- **The problem**: Print out every record exactly as it appears.

[Source data]
# # #

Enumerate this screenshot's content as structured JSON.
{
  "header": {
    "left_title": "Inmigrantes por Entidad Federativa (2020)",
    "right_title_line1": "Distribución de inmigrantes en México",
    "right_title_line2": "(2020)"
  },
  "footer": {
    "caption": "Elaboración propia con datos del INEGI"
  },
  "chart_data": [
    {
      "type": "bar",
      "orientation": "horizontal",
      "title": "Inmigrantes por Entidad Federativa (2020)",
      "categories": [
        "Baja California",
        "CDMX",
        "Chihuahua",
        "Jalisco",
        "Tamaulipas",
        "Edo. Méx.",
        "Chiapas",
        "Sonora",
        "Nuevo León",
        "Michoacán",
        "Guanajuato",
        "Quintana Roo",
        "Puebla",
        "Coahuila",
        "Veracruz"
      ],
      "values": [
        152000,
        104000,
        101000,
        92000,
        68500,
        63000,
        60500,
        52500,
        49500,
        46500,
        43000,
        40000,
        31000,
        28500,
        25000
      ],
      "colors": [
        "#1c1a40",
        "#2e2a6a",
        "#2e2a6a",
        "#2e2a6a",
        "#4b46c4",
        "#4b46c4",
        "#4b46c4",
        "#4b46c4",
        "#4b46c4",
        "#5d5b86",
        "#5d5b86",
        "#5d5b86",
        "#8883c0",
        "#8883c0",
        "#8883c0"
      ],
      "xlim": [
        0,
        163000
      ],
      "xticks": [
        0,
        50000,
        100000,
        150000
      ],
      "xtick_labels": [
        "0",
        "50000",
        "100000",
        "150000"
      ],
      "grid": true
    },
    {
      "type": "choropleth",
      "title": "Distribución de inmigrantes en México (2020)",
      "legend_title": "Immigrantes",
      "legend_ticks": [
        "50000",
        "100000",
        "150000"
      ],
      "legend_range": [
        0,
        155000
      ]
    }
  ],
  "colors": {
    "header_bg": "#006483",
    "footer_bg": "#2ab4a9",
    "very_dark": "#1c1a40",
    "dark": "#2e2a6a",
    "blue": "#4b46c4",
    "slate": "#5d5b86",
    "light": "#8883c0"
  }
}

# # #

- **Response to the exercise**:
Enumerate this screenshot's content as structured JSON.
{
  "header": {
    "left_title": "Inmigrantes por Entidad Federativa (2020)",
    "right_title_line1": "Distribución de inmigrantes en México",
    "right_title_line2": "(2020)"
  },
  "footer": {
    "caption": "Elaboración propia con datos del INEGI"
  },
  "chart_data": [
    {
      "type": "bar",
      "orientation": "horizontal",
      "title": "Inmigrantes por Entidad Federativa (2020)",
      "categories": [
        "Baja California",
        "CDMX",
        "Chihuahua",
        "Jalisco",
        "Tamaulipas",
        "Edo. Méx.",
        "Chiapas",
        "Sonora",
        "Nuevo León",
        "Michoacán",
        "Guanajuato",
        "Quintana Roo",
        "Puebla",
        "Coahuila",
        "Veracruz"
      ],
      "values": [
        152000,
        104000,
        101000,
        92000,
        68500,
        63000,
        60500,
        52500,
        49500,
        46500,
        43000,
        40000,
        31000,
        28500,
        25000
      ],
      "colors": [
        "#1c1a40",
        "#2e2a6a",
        "#2e2a6a",
        "#2e2a6a",
        "#4b46c4",
        "#4b46c4",
        "#4b46c4",
        "#4b46c4",
        "#4b46c4",
        "#5d5b86",
        "#5d5b86",
        "#5d5b86",
        "#8883c0",
        "#8883c0",
        "#8883c0"
      ],
      "xlim": [
        0,
        163000
      ],
      "xticks": [
        0,
        50000,
        100000,
        150000
      ],
      "xtick_labels": [
        "0",
        "50000",
        "100000",
        "150000"
      ],
      "grid": true
    },
    {
      "type": "choropleth",
      "title": "Distribución de inmigrantes en México (2020)",
      "legend_title": "Immigrantes",
      "legend_ticks": [
        "50000",
        "100000",
        "150000"
      ],
      "legend_range": [
        0,
        155000
      ]
    }
  ],
  "colors": {
    "header_bg": "#006483",
    "footer_bg": "#2ab4a9",
    "very_dark": "#1c1a40",
    "dark": "#2e2a6a",
    "blue": "#4b46c4",
    "slate": "#5d5b86",
    "light": "#8883c0"
  }
}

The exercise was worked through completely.